* Excerpted data *
start

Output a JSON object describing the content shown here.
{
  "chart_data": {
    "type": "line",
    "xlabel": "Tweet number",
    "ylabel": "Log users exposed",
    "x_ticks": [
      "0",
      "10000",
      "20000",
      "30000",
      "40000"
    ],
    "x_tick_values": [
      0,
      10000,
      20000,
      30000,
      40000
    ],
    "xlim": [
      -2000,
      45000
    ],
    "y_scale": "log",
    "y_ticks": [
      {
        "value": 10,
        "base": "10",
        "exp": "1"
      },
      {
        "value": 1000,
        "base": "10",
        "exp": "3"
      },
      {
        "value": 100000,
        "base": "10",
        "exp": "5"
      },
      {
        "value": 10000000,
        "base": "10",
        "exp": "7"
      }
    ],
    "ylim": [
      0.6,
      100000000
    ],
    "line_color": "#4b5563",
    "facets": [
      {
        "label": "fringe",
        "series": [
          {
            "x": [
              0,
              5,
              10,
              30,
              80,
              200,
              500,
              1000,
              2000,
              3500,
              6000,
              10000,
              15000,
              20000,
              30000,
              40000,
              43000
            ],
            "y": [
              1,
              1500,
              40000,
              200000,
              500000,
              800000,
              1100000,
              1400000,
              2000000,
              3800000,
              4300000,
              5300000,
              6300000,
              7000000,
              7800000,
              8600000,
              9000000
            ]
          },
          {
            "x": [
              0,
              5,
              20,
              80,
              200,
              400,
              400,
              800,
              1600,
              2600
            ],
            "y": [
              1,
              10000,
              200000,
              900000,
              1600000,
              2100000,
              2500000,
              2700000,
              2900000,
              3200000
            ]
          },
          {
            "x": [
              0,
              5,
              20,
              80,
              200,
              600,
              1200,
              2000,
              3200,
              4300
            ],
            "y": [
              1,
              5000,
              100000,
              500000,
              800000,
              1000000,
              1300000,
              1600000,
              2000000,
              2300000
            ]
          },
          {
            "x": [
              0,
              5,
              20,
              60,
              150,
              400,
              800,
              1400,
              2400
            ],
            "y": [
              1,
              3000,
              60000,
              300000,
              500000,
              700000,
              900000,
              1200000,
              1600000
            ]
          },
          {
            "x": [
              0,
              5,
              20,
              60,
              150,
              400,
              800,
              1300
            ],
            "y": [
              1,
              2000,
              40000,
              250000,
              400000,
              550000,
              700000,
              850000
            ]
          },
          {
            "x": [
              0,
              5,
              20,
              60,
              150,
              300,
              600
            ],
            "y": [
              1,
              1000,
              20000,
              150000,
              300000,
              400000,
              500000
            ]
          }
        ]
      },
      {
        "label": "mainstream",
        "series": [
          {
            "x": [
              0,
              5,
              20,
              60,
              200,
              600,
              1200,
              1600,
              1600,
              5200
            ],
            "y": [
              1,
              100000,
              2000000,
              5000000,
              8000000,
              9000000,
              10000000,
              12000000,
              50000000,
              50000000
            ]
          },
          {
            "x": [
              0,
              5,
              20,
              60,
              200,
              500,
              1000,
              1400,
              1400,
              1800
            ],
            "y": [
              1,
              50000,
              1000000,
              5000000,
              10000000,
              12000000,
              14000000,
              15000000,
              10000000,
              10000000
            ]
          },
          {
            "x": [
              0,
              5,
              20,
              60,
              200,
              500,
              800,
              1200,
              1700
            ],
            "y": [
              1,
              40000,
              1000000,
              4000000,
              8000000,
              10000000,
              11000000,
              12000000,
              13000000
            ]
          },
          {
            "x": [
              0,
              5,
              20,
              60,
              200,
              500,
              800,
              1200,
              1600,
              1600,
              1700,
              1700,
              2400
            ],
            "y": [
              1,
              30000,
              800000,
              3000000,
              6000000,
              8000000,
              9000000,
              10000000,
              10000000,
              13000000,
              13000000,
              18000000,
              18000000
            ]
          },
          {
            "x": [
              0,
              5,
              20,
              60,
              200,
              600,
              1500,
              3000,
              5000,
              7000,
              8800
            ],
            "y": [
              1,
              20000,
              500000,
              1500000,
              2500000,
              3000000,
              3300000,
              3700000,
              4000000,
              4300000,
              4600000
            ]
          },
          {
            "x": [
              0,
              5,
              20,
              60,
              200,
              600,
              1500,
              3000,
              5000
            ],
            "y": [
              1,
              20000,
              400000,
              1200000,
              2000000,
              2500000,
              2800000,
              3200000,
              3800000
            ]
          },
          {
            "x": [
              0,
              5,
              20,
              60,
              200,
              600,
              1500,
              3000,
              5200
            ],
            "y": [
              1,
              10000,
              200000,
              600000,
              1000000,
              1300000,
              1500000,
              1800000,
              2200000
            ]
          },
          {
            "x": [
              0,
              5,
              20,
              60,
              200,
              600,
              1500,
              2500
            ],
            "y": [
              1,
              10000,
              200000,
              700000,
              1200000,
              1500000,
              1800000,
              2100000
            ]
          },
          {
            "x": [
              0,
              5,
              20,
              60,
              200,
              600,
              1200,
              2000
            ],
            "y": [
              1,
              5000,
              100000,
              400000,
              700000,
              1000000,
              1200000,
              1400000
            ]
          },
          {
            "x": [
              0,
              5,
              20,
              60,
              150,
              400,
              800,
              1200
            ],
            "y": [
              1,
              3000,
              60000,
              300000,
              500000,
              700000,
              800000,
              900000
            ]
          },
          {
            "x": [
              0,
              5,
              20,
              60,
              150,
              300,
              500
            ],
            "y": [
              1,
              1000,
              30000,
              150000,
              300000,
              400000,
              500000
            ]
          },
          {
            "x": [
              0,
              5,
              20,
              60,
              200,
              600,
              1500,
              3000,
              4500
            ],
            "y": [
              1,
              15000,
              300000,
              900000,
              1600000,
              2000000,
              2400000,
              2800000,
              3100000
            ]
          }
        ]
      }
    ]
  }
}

end
start

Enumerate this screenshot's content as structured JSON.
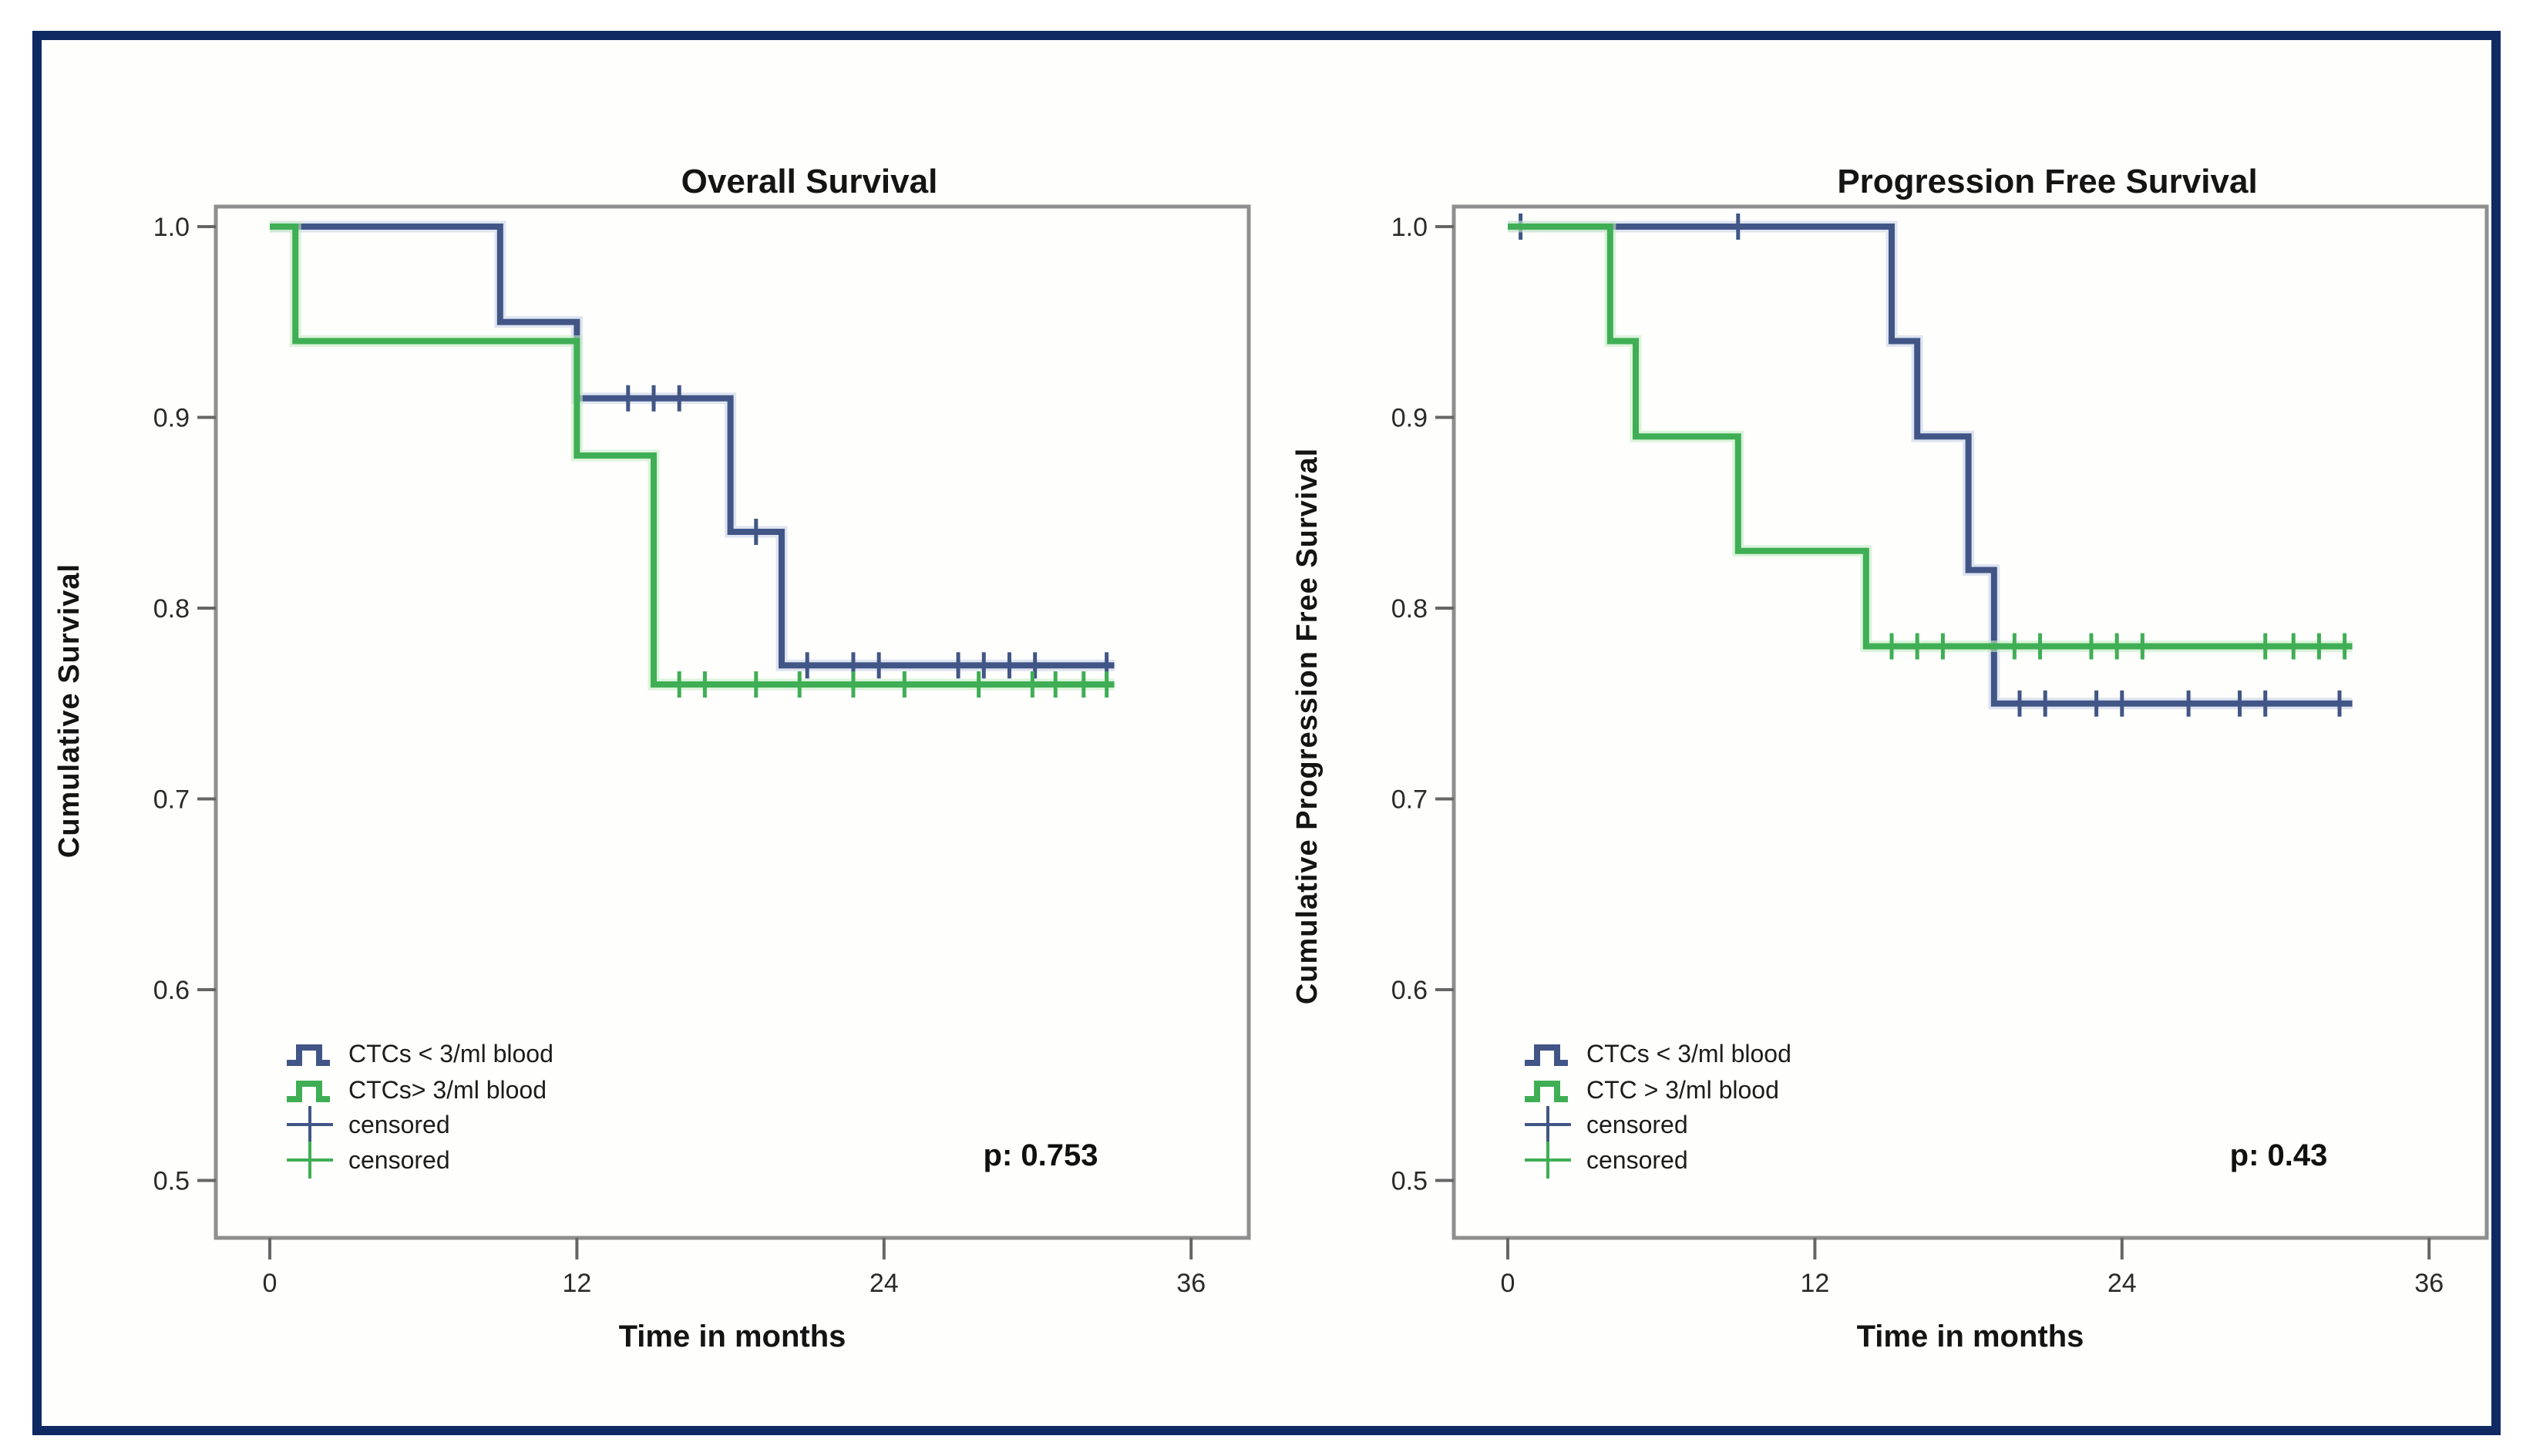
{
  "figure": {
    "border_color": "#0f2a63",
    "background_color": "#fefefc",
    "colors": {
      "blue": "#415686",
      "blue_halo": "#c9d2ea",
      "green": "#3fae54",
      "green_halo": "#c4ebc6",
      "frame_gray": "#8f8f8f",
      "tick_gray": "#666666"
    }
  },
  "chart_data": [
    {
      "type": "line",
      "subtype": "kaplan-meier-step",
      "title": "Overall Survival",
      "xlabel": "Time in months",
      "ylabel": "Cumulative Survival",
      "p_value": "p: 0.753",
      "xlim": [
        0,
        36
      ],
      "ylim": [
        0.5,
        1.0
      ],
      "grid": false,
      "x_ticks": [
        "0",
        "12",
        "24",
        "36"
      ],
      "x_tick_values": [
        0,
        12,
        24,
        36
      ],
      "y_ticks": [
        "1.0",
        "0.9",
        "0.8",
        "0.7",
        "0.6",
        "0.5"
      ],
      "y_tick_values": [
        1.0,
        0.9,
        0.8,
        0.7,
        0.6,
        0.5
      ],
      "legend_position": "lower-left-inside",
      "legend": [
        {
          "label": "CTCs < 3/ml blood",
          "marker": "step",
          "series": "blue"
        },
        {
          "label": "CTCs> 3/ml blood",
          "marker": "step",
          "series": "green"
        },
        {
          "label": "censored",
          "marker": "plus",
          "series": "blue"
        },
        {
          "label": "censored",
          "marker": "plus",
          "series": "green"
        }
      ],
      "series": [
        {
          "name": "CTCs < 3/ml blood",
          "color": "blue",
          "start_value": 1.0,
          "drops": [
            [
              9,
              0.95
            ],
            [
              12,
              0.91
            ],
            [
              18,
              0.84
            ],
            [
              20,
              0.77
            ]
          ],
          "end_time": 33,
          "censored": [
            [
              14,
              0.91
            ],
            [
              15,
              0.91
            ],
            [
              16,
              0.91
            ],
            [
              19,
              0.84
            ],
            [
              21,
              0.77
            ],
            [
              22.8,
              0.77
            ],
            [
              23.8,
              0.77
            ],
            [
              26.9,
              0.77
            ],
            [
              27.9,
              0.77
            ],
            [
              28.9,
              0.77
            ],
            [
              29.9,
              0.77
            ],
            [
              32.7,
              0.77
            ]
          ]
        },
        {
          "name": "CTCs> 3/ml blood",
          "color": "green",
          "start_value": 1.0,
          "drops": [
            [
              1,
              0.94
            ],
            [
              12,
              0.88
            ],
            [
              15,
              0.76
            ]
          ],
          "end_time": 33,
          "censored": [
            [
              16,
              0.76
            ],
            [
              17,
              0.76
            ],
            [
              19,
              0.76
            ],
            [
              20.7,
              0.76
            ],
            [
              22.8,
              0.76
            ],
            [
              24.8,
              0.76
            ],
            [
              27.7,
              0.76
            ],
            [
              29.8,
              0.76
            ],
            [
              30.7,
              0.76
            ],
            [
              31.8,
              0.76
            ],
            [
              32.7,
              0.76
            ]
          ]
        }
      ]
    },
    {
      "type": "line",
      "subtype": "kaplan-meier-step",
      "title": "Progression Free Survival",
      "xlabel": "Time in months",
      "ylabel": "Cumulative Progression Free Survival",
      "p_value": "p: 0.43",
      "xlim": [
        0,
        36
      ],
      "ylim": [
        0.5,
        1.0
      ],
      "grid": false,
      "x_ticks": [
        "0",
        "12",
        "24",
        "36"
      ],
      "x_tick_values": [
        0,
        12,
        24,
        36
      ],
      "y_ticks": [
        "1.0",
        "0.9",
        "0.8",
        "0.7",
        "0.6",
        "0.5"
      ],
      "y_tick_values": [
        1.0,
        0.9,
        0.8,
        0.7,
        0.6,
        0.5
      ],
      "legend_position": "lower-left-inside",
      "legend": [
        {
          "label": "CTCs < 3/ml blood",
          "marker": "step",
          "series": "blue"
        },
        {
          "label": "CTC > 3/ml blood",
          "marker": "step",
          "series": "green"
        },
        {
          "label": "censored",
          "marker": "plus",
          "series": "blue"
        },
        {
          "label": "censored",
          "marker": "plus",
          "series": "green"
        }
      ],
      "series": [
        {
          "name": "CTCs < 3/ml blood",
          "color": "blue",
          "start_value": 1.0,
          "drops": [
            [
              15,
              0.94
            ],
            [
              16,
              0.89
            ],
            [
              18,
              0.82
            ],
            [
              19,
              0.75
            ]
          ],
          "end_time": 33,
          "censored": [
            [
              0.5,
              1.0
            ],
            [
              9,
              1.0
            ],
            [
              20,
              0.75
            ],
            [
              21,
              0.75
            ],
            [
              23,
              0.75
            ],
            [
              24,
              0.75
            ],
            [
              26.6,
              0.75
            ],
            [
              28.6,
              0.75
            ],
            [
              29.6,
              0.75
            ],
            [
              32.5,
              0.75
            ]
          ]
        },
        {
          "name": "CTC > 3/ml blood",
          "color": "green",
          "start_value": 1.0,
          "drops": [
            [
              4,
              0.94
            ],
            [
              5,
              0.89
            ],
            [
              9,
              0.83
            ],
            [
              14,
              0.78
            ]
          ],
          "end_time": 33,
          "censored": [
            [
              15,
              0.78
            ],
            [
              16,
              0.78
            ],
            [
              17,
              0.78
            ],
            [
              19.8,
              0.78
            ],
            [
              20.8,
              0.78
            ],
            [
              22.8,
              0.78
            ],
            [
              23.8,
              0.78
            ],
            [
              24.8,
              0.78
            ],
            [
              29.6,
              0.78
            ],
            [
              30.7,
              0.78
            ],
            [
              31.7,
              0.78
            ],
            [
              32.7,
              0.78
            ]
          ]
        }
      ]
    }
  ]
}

end

Where a line of the material above holds the string "Cumulative", copy that line.

      "ylabel": "Cumulative Survival",
      "ylabel": "Cumulative Progression Free Survival",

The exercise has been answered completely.